• **WHAT YOU ARE ASKED TO DO**: Rewrite all of the entries below, swapping "elements" for "items" wherever it occurs and leaving everything else unchanged. Omit the pictures from your answer.

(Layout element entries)
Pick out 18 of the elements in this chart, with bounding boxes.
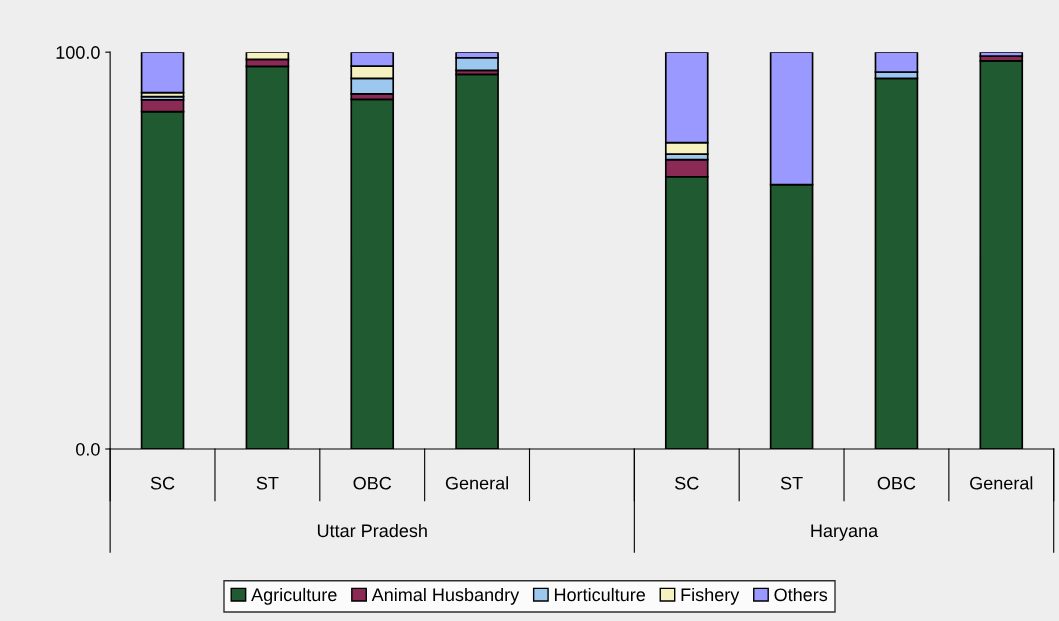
legend-label: Animal Husbandry (371, 587, 520, 605)
legend-label: Fishery (681, 587, 740, 605)
text: Haryana (811, 524, 879, 541)
bar (140, 52, 185, 94)
legend-label: Agriculture (251, 587, 337, 605)
x-tick-label: ST (780, 476, 803, 490)
y-tick-label: 0.0 (76, 442, 100, 456)
legend-label: Others (774, 587, 828, 602)
x-tick-label: SC (675, 476, 699, 490)
text: Uttar Pradesh (317, 523, 427, 538)
x-tick-label: General (445, 476, 508, 490)
x-tick-label: OBC (353, 476, 392, 490)
legend-label: Horticulture (554, 587, 646, 602)
x-tick-label: OBC (877, 476, 916, 490)
x-tick-label: SC (150, 476, 175, 490)
x-tick-label: ST (256, 476, 279, 490)
y-tick-label: 100.0 (56, 46, 100, 59)
x-tick-label: General (970, 476, 1033, 490)
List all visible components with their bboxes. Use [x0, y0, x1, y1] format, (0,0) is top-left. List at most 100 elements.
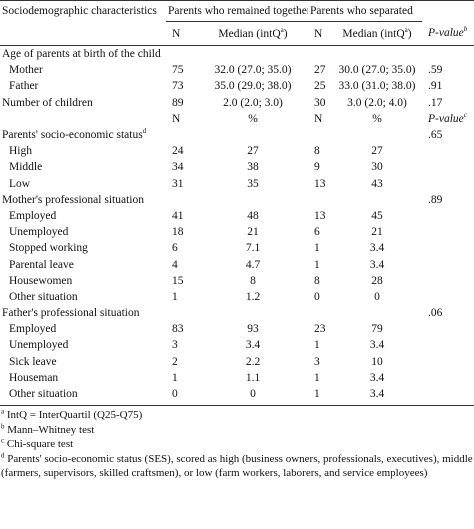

• **FULL OUTPUT**:
Pick out 18 of the items in this chart, with bounding boxes.
legend-label: Animal Husbandry (371, 587, 520, 605)
legend-label: Fishery (681, 587, 740, 605)
text: Haryana (811, 524, 879, 541)
bar (140, 52, 185, 94)
legend-label: Agriculture (251, 587, 337, 605)
x-tick-label: ST (780, 476, 803, 490)
y-tick-label: 0.0 (76, 442, 100, 456)
legend-label: Others (774, 587, 828, 602)
x-tick-label: SC (675, 476, 699, 490)
text: Uttar Pradesh (317, 523, 427, 538)
x-tick-label: General (445, 476, 508, 490)
x-tick-label: OBC (353, 476, 392, 490)
legend-label: Horticulture (554, 587, 646, 602)
x-tick-label: OBC (877, 476, 916, 490)
x-tick-label: SC (150, 476, 175, 490)
x-tick-label: ST (256, 476, 279, 490)
y-tick-label: 100.0 (56, 46, 100, 59)
x-tick-label: General (970, 476, 1033, 490)
List all visible components with their bboxes. Use [x0, y0, x1, y1] format, (0,0) is top-left. List at most 100 items.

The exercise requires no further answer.